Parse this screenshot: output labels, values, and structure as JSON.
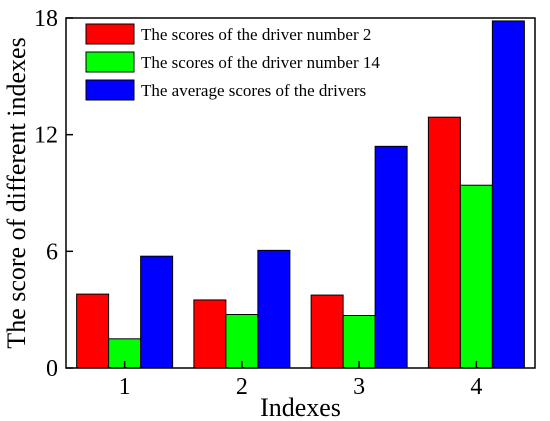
{
  "chart_data": {
    "type": "bar",
    "xlabel": "Indexes",
    "ylabel": "The score of different indexes",
    "categories": [
      "1",
      "2",
      "3",
      "4"
    ],
    "ylim": [
      0,
      18
    ],
    "yticks": [
      0,
      6,
      12,
      18
    ],
    "grid": false,
    "legend_position": "top-left",
    "series": [
      {
        "name": "The scores of the driver number 2",
        "color": "#ff0000",
        "values": [
          3.8,
          3.5,
          3.75,
          12.9
        ]
      },
      {
        "name": "The scores of the driver number 14",
        "color": "#00ff00",
        "values": [
          1.5,
          2.75,
          2.7,
          9.4
        ]
      },
      {
        "name": "The average scores of the drivers",
        "color": "#0000ff",
        "values": [
          5.75,
          6.05,
          11.4,
          17.85
        ]
      }
    ]
  }
}
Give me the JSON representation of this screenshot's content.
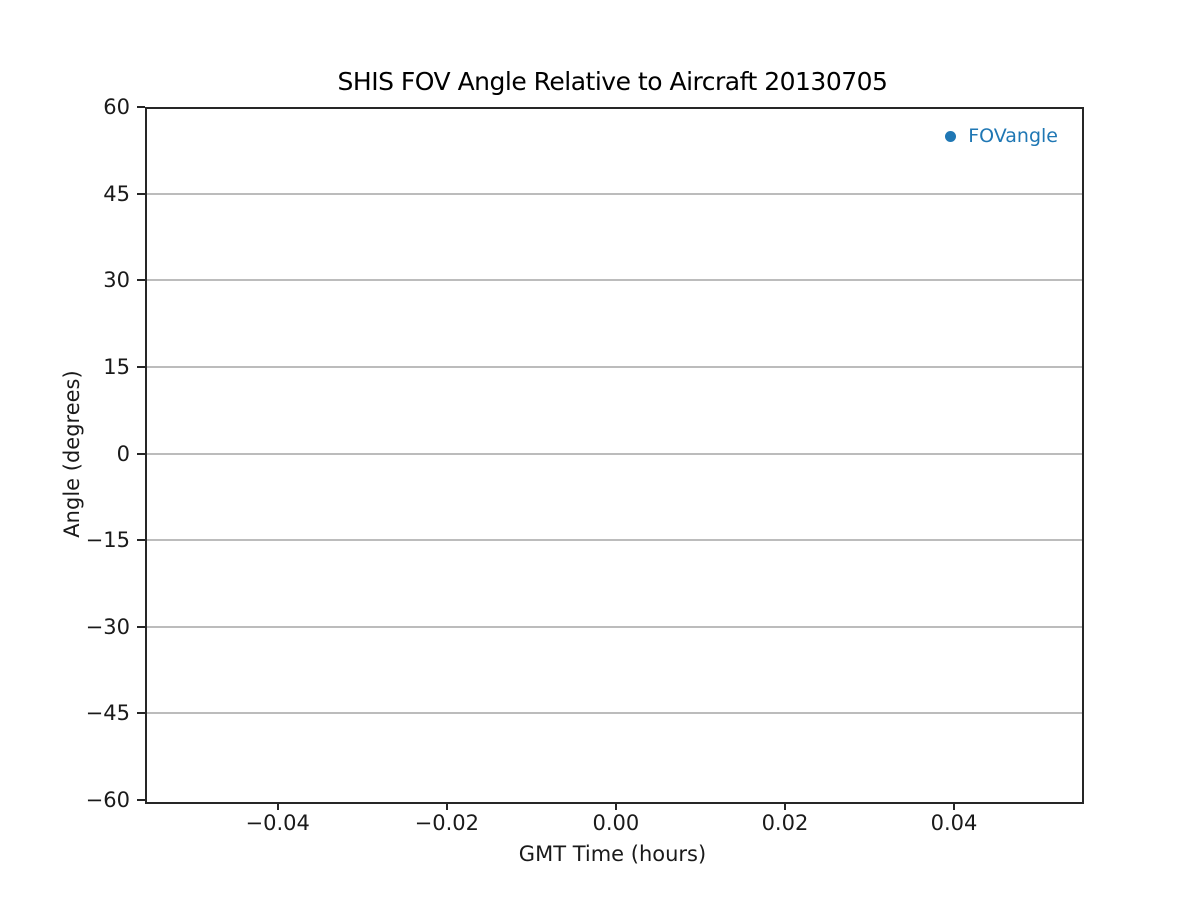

TASK DETAILS
The records above are to be reproduced exactly; the pictures are to be left out.

SOLUTION FOR THIS EXERCISE
Parse this screenshot: output labels, values, and structure as JSON.
{
  "chart_data": {
    "type": "bar",
    "xlabel": "Indexes",
    "ylabel": "The score of different indexes",
    "categories": [
      "1",
      "2",
      "3",
      "4"
    ],
    "ylim": [
      0,
      18
    ],
    "yticks": [
      0,
      6,
      12,
      18
    ],
    "grid": false,
    "legend_position": "top-left",
    "series": [
      {
        "name": "The scores of the driver number 2",
        "color": "#ff0000",
        "values": [
          3.8,
          3.5,
          3.75,
          12.9
        ]
      },
      {
        "name": "The scores of the driver number 14",
        "color": "#00ff00",
        "values": [
          1.5,
          2.75,
          2.7,
          9.4
        ]
      },
      {
        "name": "The average scores of the drivers",
        "color": "#0000ff",
        "values": [
          5.75,
          6.05,
          11.4,
          17.85
        ]
      }
    ]
  }
}
Give me the JSON representation of this screenshot's content.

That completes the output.